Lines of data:

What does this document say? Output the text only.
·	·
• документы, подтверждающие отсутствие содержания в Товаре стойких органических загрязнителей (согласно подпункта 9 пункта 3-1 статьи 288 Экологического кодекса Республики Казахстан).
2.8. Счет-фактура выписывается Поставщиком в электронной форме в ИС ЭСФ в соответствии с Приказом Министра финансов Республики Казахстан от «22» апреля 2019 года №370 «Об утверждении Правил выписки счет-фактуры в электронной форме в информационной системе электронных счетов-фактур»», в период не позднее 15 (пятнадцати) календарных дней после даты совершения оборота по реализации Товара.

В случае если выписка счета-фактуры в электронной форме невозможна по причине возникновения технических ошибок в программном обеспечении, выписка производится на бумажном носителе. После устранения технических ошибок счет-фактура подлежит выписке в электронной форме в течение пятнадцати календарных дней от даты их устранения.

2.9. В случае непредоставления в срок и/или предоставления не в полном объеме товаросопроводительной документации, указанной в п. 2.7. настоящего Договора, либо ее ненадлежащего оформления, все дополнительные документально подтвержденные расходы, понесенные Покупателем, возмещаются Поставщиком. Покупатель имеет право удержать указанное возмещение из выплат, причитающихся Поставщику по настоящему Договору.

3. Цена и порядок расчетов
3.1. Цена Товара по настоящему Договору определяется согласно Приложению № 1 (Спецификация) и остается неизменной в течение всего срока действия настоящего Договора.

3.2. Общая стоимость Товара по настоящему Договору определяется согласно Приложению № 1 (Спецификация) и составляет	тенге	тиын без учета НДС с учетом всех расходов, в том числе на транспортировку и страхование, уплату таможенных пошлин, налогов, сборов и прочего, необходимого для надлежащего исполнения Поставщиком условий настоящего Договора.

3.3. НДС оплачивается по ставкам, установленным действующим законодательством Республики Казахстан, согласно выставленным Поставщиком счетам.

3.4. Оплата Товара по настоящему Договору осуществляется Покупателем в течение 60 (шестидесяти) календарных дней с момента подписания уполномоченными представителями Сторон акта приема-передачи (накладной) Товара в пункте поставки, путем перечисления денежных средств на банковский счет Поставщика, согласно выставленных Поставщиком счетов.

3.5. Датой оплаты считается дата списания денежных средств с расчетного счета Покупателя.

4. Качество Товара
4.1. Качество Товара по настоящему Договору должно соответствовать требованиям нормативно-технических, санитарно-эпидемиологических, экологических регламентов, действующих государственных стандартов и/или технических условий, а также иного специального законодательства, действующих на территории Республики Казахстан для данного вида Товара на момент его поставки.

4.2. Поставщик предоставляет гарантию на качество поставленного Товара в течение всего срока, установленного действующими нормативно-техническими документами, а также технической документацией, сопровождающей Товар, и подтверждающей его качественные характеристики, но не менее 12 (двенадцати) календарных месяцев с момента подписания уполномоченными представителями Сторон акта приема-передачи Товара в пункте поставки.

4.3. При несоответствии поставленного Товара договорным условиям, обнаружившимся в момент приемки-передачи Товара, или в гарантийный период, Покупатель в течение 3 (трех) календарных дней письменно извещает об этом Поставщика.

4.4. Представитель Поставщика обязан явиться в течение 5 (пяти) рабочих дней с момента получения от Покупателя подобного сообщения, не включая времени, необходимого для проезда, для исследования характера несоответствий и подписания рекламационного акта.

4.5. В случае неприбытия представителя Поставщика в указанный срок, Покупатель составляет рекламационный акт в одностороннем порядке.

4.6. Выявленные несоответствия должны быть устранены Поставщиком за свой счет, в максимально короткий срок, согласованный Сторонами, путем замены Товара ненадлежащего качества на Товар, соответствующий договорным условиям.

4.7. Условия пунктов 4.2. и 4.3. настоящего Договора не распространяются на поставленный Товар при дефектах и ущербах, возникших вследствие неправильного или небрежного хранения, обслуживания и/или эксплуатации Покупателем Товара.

Required work: Read the data above and pull out each line that holds the string "денежных".

Exercise answer:
3.4. Оплата Товара по настоящему Договору осуществляется Покупателем в течение 60 (шестидесяти) календарных дней с момента подписания уполномоченными представителями Сторон акта приема-передачи (накладной) Товара в пункте поставки, путем перечисления денежных средств на банковский счет Поставщика, согласно выставленных Поставщиком счетов.
3.5. Датой оплаты считается дата списания денежных средств с расчетного счета Покупателя.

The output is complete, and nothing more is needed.